Some records:

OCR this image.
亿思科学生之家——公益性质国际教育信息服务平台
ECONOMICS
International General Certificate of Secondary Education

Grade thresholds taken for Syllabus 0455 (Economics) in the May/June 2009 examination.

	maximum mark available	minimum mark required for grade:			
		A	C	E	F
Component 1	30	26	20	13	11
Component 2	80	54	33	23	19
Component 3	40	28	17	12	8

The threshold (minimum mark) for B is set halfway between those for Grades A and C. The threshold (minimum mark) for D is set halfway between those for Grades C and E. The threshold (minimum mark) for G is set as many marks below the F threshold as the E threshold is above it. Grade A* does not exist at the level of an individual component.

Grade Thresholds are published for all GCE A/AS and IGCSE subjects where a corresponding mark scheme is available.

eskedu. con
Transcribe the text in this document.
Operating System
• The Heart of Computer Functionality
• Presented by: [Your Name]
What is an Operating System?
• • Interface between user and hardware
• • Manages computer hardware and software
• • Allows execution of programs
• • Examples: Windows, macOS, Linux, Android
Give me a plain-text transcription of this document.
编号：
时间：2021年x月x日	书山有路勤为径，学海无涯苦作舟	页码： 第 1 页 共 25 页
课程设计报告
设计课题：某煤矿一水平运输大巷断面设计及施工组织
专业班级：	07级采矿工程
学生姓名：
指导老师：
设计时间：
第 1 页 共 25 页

▸ Required work:
Transcribe the entire listing above precisely.

▸ Problem solution:
OCR this image.
亿思科学生之家——公益性质国际教育信息服务平台
ECONOMICS
International General Certificate of Secondary Education

Grade thresholds taken for Syllabus 0455 (Economics) in the May/June 2009 examination.

	maximum mark available	minimum mark required for grade:			
		A	C	E	F
Component 1	30	26	20	13	11
Component 2	80	54	33	23	19
Component 3	40	28	17	12	8

The threshold (minimum mark) for B is set halfway between those for Grades A and C. The threshold (minimum mark) for D is set halfway between those for Grades C and E. The threshold (minimum mark) for G is set as many marks below the F threshold as the E threshold is above it. Grade A* does not exist at the level of an individual component.

Grade Thresholds are published for all GCE A/AS and IGCSE subjects where a corresponding mark scheme is available.

eskedu. con
Transcribe the text in this document.
Operating System
• The Heart of Computer Functionality
• Presented by: [Your Name]
What is an Operating System?
• • Interface between user and hardware
• • Manages computer hardware and software
• • Allows execution of programs
• • Examples: Windows, macOS, Linux, Android
Give me a plain-text transcription of this document.
编号：
时间：2021年x月x日	书山有路勤为径，学海无涯苦作舟	页码： 第 1 页 共 25 页
课程设计报告
设计课题：某煤矿一水平运输大巷断面设计及施工组织
专业班级：	07级采矿工程
学生姓名：
指导老师：
设计时间：
第 1 页 共 25 页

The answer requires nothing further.